**TASK OBJECTIVE**:
Write out all the entries word for word, but skip any images.

Stored data
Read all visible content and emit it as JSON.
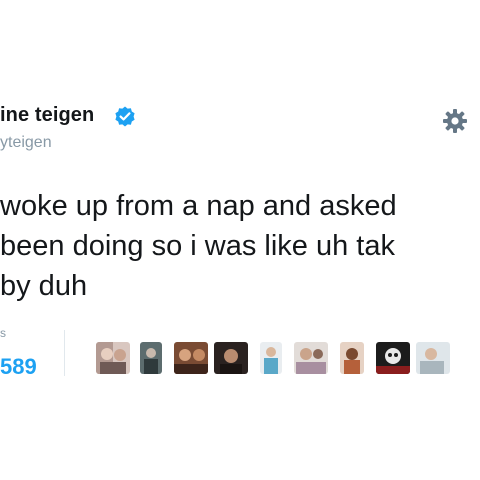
{
  "tweet": {
    "display_name": "ine teigen",
    "handle": "yteigen",
    "text_lines": [
      "woke up from a nap and asked",
      "been doing so i was like uh tak",
      "by duh"
    ],
    "stat_label": "s",
    "stat_count": "589"
  },
  "icons": {
    "verified": "verified-badge-icon",
    "settings": "gear-icon"
  },
  "colors": {
    "link_blue": "#1da1f2",
    "verified_blue": "#1da1f2",
    "text": "#14171a",
    "secondary_text": "#8899a6"
  }
}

**COMPLETED EXERCISE**:
Read all visible content and emit it as JSON.
{
  "tweet": {
    "display_name": "ine teigen",
    "handle": "yteigen",
    "text_lines": [
      "woke up from a nap and asked",
      "been doing so i was like uh tak",
      "by duh"
    ],
    "stat_label": "s",
    "stat_count": "589"
  },
  "icons": {
    "verified": "verified-badge-icon",
    "settings": "gear-icon"
  },
  "colors": {
    "link_blue": "#1da1f2",
    "verified_blue": "#1da1f2",
    "text": "#14171a",
    "secondary_text": "#8899a6"
  }
}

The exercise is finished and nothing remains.